> **BACAAN YANG DITAMPILKAN**
---*---

Moderasi: Mendangkalkan Akidah Generasi
Oleh: Husnia (Pemerhati Sosial)
Menempuh pendidikan adalah suatu
keharusan bagi anak dan memahamkan pendidikan merupakan tugas seorang guru. Dalam
pendidikan bukan hanya soal transfer ilmu, melainkan lebih dari itu.
Terciptanya karakter beserta moral adalah puncak keberhasilan dalam pendidikan.
Keserasian antar guru dan siswa akan memberikan pengaruh besar untuk
anak didik. Maka dari itu guru menjadi patokan terpenting dalam tercapainya
pendidikan yang berkualitas apalagi pendidik yang mengajar dalam ranah Sekolah
Islam.
Analis Kepegawaian Kementerian Agama
(Kemenag) Sulsel Andi Syaifullah mengatakan, kebijakan penempatan guru beragama
Kristen di sekolah Islam atau Madrasah sejalan dengan Peraturan Menteri Agama
(PMA) Republik Indonesia. Tentang Pengangkatan Guru Madrasah khususnya pada Bab
VI Pasal 30. PMA Nomor 90 Tahun 2013 telah diperbaharui dengan PMA nomor
60 tahun 2015 dan PMA nomor 66 tahun 2016, dimana pada Bab VI pasal 30
dicantumkan tentang standar kualifikasi umum calon guru madrasah (khususnya
pada poin a), yaitu beriman dan bertakwa kepada Tuhan Yang Maha Esa. “Tidak
disebutkan bahwa harus beragama Islam,”
terang Andi Syaifullah, dikutip dari laman resmi Kementerian Agama Sulawesi
Selatan, Sabtu 30 Januari 2021. (SuaraSulsel.id)
Sekularisme Menciptakan
Moderasi
Lebih lanjut, Kemenag Sulsel Andi
Syaifullah memaparkan, “Kan guru non Muslim yang
ditempatkan di madrasah ini akan mengajarkan mata pelajaran umum, bukan
pelajaran agama. Jadi saya pikir tidak ada masalah. Bahkan ini salah satu
manifestasi dari moderasi beragama, dimana islam tidak menjadi ekslusif bagi
agama lainnya,” dilansir idtodaynews dari
Suara, Sabtu (30/1). Menurutnya dengan seperti ini, akan menghilangkan moderasi
agama yakni sikap dan pandangan yang tidak berlebihan, tidak ekstrem dan tidak
radikal (tatharruf) terhadap agama.
Memposisikan agama berdasarkan keadaan, bukan sebaliknya.
Hal senada
disampaikan oleh Eti Kurniawati Calon Pegawai Negeri Sipil (CPNS) alumni Geografi
Universitas Negeri Makassar (UNM) beragama kristen mengatakan, akan berusaha melangkah
sesuai dengan kaidah agamanya yang juga menghargai perbedaan keyakinan orang
lain. Menjalankan agama dengan biasa-biasa saja tanpa fanatik terhadap
masing-masing penganutnya. Eti pun mengatakan, “Contohnya, karena lingkungan tempatku nanti semua pada pakai
jilbab, maka saya harus beradaptasi dengan menggunakan baju lengan panjang dan
rok panjang pula.”

---*---

> **DATA MENTAH**
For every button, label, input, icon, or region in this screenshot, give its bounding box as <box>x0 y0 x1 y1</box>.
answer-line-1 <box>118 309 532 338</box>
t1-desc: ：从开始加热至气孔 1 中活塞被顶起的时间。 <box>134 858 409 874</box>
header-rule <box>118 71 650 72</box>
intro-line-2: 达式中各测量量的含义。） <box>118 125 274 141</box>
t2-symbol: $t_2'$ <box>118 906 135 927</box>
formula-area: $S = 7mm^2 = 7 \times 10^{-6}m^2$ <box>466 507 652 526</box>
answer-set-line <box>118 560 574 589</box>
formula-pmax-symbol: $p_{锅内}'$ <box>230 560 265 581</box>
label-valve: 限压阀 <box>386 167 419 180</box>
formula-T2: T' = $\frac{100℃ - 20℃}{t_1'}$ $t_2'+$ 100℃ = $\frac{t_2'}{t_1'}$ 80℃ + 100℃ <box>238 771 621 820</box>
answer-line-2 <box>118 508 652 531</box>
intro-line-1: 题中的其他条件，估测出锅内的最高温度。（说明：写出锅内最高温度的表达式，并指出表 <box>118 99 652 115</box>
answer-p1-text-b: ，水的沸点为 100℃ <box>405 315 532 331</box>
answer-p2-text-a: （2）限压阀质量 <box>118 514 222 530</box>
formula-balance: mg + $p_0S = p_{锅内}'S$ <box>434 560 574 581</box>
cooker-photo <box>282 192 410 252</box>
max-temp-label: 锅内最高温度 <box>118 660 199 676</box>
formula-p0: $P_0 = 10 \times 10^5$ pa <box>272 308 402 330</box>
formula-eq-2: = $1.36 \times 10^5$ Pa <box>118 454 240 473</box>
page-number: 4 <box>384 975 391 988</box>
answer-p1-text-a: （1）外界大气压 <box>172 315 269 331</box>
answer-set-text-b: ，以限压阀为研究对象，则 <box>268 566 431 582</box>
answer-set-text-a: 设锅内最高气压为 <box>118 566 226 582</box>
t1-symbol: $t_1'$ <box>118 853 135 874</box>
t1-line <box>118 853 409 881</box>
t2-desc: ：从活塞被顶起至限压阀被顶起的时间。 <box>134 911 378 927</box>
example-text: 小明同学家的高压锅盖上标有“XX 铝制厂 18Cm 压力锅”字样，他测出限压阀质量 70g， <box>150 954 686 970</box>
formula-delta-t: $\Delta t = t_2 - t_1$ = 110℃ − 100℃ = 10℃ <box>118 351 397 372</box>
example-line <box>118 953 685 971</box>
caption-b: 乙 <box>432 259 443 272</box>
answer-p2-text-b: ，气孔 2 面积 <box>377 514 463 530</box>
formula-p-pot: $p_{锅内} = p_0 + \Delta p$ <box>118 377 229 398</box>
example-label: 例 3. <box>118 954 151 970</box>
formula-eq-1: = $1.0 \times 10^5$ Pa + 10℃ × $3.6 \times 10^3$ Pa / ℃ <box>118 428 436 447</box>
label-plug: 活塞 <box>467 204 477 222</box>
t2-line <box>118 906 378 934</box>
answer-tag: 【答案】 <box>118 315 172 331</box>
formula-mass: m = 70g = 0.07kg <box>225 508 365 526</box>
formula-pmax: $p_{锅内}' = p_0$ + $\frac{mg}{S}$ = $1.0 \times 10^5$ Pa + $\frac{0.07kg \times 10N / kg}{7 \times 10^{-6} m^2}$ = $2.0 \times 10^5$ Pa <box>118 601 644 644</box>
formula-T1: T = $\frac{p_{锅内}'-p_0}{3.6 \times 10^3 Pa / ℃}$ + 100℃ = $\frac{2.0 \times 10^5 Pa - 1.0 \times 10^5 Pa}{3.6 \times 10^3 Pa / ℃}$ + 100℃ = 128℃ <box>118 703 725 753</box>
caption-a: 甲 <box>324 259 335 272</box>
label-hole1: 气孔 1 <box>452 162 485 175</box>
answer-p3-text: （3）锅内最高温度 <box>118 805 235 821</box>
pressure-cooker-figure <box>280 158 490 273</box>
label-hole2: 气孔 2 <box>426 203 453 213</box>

---*---

> **TUGAS YANG DIKERJAKAN**
Tuliskan ulang tanpa perubahan bagian artikel tentang guru nonmuslim di madrasah, mulai dari kata-kata "terang Andi Syaifullah, dikutip" dan berhenti setelah "keadaan, bukan sebaliknya.".

> **HASIL**
terang Andi Syaifullah, dikutip dari laman resmi Kementerian Agama Sulawesi
Selatan, Sabtu 30 Januari 2021. (SuaraSulsel.id)
Sekularisme Menciptakan
Moderasi
Lebih lanjut, Kemenag Sulsel Andi
Syaifullah memaparkan, “Kan guru non Muslim yang
ditempatkan di madrasah ini akan mengajarkan mata pelajaran umum, bukan
pelajaran agama. Jadi saya pikir tidak ada masalah. Bahkan ini salah satu
manifestasi dari moderasi beragama, dimana islam tidak menjadi ekslusif bagi
agama lainnya,” dilansir idtodaynews dari
Suara, Sabtu (30/1). Menurutnya dengan seperti ini, akan menghilangkan moderasi
agama yakni sikap dan pandangan yang tidak berlebihan, tidak ekstrem dan tidak
radikal (tatharruf) terhadap agama.
Memposisikan agama berdasarkan keadaan, bukan sebaliknya.